WHAT YOU ARE ASKED TO DO | Look through the records below, count the lines with the word "screenshot", and reply with only the number.

RECORDS FOR THIS EXERCISE |

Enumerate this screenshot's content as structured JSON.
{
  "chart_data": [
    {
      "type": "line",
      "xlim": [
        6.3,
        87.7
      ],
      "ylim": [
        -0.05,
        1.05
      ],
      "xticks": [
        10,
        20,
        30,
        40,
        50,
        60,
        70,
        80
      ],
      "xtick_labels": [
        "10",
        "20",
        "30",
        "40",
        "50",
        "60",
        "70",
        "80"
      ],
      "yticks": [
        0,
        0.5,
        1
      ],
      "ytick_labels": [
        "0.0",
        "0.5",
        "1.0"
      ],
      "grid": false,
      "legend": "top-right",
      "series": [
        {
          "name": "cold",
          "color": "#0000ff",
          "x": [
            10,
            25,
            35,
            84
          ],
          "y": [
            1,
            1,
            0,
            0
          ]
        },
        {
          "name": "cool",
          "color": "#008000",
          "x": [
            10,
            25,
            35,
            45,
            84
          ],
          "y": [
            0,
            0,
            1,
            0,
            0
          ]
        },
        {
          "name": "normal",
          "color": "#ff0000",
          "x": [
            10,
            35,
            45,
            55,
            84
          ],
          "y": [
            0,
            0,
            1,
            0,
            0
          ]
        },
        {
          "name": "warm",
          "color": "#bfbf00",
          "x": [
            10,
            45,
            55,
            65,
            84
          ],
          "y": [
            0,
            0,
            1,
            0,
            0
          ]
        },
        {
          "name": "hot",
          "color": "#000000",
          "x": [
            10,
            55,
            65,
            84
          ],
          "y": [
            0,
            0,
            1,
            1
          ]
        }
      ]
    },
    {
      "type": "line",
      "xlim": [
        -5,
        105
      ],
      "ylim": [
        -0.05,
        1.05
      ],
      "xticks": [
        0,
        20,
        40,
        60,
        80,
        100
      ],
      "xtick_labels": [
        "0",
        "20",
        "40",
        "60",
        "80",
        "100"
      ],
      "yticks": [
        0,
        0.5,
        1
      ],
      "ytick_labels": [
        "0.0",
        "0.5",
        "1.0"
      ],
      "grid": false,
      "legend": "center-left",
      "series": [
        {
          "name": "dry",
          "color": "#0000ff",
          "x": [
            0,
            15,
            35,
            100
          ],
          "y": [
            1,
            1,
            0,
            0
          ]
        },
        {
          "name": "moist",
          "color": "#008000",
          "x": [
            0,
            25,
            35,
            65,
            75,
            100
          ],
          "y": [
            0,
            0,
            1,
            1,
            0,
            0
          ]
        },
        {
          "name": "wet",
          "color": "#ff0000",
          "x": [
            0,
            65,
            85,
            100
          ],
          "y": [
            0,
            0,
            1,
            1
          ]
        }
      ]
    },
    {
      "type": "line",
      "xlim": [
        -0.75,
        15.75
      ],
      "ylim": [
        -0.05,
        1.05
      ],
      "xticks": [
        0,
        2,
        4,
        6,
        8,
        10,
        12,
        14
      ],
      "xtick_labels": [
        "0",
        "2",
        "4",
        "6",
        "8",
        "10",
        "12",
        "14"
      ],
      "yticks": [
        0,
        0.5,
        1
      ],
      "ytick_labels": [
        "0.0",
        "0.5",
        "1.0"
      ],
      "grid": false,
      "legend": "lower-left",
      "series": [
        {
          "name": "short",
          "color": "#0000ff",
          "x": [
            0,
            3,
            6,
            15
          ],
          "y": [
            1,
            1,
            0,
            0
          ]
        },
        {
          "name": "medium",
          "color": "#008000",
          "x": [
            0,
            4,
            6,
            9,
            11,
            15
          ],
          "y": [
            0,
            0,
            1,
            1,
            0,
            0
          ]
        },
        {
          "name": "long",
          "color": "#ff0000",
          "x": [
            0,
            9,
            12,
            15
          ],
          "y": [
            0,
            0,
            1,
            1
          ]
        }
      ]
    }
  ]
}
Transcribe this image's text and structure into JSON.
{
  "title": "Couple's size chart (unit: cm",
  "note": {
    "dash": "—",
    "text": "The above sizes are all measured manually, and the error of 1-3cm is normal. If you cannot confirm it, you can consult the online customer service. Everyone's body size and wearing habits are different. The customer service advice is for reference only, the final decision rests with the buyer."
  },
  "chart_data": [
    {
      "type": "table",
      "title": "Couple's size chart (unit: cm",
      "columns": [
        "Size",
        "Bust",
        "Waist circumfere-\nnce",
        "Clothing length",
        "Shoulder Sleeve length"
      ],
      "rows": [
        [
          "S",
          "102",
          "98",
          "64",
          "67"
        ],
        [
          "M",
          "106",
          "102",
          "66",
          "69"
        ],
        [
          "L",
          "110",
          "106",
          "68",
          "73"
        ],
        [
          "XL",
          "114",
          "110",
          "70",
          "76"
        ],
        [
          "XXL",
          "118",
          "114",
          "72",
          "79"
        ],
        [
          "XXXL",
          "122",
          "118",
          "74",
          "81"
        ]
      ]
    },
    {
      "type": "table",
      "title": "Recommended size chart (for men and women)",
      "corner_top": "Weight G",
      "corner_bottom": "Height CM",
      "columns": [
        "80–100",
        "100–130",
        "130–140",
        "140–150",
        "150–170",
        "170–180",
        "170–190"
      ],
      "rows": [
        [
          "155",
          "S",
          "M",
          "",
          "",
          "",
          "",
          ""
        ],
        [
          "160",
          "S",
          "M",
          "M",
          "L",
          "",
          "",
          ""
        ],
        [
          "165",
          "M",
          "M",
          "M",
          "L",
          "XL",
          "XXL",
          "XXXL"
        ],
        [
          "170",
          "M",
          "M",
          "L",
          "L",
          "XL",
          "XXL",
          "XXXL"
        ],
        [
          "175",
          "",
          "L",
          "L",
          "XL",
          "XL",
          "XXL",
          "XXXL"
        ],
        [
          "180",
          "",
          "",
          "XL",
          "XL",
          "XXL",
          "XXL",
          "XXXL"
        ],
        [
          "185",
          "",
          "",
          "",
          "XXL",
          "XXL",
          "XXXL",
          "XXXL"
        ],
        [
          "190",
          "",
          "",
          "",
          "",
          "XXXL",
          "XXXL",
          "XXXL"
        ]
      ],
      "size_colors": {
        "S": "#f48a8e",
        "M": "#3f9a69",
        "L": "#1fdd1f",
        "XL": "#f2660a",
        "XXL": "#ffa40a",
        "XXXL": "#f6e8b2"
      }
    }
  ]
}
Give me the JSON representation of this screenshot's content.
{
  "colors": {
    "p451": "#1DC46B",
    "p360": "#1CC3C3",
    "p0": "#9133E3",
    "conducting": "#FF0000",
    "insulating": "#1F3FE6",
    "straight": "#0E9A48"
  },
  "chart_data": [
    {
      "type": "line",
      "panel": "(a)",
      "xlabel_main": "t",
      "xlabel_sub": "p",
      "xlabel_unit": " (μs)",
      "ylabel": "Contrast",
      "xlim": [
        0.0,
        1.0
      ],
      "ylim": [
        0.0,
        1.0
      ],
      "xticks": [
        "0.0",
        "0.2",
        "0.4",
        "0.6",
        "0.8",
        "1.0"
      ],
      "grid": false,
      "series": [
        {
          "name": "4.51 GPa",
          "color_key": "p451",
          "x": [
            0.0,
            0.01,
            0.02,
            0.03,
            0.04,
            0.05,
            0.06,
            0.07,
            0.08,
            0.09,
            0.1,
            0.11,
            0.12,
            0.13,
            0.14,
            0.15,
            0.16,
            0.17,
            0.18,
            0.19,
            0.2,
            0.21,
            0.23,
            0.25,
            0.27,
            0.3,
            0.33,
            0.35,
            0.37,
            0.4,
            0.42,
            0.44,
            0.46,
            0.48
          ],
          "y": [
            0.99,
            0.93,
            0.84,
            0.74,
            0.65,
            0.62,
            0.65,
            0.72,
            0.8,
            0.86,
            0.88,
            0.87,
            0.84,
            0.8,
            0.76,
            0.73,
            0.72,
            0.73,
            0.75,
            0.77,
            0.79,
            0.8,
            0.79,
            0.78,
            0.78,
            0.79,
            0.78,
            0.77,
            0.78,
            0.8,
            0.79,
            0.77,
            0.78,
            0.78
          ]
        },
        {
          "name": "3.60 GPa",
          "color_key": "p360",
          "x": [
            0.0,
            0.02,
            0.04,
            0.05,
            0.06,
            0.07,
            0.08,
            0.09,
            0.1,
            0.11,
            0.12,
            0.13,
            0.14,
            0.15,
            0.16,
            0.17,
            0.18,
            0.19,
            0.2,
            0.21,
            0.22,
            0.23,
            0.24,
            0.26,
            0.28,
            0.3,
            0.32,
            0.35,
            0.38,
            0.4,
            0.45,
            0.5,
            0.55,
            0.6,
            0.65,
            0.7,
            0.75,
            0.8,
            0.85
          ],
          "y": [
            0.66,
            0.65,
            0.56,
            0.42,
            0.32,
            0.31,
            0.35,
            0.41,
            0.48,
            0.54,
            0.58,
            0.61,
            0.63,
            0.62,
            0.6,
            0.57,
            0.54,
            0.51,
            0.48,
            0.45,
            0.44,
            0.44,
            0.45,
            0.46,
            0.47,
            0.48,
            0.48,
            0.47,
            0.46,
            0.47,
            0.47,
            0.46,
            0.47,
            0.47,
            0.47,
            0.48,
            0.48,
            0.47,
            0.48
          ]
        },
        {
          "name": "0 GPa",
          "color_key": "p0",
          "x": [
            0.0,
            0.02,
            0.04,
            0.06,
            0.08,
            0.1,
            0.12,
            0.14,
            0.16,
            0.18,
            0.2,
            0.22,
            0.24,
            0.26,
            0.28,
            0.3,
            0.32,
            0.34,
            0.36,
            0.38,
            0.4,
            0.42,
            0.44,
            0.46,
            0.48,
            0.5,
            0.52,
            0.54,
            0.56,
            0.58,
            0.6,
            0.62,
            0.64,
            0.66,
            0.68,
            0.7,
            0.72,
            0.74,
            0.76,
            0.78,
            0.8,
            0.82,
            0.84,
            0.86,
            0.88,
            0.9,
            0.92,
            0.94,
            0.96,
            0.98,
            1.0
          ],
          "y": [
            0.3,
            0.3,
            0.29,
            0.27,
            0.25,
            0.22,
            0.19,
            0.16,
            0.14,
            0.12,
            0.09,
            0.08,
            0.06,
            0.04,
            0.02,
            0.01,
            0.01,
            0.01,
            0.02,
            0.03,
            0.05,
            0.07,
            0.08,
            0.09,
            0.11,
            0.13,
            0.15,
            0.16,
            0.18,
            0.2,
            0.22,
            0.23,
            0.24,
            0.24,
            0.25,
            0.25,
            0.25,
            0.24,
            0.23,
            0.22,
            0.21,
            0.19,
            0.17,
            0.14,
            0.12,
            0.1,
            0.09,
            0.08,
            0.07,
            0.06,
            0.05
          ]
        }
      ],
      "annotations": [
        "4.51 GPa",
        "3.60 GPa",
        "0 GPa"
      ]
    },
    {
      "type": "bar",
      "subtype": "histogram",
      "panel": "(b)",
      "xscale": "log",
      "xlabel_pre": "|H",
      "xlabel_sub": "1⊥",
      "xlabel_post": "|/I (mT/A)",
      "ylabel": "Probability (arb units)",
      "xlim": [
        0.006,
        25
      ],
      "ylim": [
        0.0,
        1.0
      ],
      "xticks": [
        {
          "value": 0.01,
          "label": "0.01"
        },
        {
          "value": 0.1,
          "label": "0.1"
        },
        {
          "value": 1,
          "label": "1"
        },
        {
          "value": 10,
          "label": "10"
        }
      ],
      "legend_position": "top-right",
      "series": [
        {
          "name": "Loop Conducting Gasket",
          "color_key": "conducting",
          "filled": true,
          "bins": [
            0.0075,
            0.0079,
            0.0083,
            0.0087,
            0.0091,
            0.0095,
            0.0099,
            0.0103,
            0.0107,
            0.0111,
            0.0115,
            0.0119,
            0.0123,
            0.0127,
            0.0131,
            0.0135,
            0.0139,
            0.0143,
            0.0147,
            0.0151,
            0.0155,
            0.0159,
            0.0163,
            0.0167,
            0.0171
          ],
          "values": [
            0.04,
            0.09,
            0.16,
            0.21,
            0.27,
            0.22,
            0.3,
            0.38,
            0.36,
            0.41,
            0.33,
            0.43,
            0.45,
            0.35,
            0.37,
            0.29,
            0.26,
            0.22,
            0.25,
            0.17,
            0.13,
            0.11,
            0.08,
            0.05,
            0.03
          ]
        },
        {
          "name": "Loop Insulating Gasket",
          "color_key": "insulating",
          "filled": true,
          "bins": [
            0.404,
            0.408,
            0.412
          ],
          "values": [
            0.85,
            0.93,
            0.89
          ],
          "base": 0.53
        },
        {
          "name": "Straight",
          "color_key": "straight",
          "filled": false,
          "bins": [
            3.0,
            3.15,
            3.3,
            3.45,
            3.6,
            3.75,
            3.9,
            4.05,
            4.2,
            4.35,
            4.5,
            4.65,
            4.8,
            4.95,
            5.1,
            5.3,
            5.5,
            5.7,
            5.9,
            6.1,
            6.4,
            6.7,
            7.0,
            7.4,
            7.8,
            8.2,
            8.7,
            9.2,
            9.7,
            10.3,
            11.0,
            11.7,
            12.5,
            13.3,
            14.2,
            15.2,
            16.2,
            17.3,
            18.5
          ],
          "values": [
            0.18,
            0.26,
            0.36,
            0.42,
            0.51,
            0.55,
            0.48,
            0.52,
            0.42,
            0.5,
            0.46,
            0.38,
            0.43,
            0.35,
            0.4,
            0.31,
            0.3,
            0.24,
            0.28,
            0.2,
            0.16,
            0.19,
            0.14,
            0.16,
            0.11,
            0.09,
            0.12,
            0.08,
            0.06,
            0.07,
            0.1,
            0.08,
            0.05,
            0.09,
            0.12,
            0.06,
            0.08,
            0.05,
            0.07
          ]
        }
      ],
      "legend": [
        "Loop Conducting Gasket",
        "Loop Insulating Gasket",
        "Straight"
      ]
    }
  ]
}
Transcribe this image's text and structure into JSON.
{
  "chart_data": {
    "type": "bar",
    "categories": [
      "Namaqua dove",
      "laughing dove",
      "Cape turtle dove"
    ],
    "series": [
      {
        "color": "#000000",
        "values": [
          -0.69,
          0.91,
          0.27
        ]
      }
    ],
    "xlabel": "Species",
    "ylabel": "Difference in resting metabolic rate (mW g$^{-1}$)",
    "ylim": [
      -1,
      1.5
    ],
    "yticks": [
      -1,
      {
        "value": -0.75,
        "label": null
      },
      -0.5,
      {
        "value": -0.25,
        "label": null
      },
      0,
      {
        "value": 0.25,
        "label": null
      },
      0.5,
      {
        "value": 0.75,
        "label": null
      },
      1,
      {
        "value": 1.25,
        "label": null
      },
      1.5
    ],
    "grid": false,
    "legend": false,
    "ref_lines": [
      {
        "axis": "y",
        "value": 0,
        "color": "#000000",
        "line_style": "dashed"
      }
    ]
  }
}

THE RESULT | 2